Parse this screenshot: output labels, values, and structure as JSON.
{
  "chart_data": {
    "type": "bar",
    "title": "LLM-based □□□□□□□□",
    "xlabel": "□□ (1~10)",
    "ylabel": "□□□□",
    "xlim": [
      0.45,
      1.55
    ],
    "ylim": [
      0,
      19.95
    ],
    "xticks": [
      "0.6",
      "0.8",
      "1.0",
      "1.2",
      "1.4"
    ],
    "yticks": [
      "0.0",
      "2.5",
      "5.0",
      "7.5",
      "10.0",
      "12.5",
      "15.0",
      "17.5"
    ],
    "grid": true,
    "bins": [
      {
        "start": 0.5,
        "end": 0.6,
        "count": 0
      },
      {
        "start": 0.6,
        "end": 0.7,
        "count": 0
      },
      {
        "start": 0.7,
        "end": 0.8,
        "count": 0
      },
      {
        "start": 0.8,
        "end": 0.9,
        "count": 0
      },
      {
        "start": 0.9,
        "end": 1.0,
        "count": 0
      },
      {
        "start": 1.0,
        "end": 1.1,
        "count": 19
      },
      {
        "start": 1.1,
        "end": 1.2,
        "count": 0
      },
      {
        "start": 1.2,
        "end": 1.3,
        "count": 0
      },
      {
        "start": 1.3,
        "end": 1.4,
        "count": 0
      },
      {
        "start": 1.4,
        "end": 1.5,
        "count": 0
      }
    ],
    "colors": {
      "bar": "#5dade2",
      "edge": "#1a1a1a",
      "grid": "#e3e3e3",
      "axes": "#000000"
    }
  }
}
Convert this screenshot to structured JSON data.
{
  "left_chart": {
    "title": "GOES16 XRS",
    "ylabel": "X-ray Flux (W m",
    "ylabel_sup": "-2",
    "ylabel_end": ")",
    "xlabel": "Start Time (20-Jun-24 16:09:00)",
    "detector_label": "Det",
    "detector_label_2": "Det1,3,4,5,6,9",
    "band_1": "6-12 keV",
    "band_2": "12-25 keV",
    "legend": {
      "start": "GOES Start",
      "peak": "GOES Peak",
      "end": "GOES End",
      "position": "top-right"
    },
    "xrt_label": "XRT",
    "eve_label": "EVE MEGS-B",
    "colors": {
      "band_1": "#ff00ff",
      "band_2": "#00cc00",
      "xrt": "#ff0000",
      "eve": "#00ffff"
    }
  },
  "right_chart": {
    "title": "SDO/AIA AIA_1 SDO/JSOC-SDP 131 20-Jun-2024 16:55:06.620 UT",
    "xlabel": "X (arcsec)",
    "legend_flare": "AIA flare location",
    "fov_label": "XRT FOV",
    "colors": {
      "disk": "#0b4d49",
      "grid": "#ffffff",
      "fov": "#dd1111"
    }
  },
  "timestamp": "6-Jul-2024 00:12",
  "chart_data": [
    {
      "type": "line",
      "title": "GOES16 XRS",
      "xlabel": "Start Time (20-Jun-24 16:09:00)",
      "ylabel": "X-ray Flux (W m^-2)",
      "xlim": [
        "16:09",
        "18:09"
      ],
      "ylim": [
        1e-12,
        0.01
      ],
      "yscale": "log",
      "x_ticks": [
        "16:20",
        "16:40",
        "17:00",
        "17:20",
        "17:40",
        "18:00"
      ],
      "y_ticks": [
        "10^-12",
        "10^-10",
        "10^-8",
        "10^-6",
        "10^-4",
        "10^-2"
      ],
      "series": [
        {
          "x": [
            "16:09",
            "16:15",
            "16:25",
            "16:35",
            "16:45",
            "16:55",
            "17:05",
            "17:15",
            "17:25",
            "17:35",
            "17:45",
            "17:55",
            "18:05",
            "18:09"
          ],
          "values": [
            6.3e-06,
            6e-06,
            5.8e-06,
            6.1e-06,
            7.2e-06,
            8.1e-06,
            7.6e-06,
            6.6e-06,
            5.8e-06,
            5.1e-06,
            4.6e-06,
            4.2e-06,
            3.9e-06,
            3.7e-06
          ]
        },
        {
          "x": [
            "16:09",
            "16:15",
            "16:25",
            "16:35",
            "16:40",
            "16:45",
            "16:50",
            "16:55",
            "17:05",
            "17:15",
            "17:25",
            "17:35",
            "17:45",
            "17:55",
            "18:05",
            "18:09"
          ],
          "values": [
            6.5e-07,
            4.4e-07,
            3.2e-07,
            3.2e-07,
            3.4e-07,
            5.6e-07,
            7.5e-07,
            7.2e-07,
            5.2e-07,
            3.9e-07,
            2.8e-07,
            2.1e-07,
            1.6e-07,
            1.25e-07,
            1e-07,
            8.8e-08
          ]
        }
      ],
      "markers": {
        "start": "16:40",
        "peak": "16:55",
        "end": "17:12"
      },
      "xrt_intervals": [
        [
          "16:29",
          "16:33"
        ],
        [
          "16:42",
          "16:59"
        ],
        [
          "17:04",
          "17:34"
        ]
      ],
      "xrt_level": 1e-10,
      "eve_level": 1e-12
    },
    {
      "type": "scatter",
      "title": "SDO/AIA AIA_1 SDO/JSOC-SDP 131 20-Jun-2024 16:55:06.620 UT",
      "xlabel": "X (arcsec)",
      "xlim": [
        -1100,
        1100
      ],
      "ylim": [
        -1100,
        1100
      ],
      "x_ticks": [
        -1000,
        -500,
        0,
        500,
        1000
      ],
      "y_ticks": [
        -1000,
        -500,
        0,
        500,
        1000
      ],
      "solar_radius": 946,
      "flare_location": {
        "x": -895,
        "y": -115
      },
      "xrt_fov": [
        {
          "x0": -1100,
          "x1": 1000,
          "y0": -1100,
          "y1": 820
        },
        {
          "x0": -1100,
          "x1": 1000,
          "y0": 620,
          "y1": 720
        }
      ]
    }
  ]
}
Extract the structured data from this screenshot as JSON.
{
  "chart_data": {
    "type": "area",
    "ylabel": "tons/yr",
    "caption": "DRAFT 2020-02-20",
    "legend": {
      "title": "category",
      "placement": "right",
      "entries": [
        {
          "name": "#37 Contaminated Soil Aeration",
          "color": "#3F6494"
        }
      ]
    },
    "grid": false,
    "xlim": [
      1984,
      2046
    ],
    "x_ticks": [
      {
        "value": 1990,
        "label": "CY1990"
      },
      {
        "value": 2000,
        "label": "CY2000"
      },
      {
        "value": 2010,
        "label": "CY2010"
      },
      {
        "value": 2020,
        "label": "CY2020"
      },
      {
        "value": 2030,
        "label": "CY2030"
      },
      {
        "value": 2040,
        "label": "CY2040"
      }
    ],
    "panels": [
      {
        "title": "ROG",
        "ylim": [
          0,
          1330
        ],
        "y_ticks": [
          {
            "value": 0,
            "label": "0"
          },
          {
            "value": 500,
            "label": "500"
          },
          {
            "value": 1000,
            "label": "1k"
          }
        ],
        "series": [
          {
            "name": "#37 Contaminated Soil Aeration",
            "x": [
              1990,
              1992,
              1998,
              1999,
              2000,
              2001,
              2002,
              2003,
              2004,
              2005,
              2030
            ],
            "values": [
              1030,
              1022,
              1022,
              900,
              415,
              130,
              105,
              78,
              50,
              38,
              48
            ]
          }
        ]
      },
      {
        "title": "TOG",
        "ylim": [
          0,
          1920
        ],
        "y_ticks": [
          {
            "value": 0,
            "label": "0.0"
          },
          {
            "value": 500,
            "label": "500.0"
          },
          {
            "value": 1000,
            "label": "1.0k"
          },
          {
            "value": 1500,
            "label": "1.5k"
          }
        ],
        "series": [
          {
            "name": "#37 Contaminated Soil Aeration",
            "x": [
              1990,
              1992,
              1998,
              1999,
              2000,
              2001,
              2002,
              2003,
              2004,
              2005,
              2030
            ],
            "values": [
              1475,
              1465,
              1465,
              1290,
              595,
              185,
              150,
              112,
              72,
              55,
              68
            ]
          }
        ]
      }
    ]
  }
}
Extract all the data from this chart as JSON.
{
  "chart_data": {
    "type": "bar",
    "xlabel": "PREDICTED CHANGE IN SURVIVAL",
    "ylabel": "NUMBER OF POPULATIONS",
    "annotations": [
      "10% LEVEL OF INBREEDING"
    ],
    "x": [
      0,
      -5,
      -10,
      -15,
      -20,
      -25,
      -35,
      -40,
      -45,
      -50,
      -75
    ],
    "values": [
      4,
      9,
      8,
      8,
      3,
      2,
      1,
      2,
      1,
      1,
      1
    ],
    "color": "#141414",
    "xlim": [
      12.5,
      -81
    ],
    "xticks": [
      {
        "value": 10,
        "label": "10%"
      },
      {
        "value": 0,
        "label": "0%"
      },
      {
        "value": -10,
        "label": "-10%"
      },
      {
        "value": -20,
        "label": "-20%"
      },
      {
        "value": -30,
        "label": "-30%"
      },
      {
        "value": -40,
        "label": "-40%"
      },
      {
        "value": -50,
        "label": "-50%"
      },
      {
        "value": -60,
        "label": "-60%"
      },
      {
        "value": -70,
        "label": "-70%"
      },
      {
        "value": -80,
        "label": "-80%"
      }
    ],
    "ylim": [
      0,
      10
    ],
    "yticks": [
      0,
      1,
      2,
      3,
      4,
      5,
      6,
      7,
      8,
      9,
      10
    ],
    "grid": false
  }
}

____________

What you are asked to do. The answer is the number of lines in the preceding material that hold "screenshot"; write that number and nothing else.

Answer to the task. 3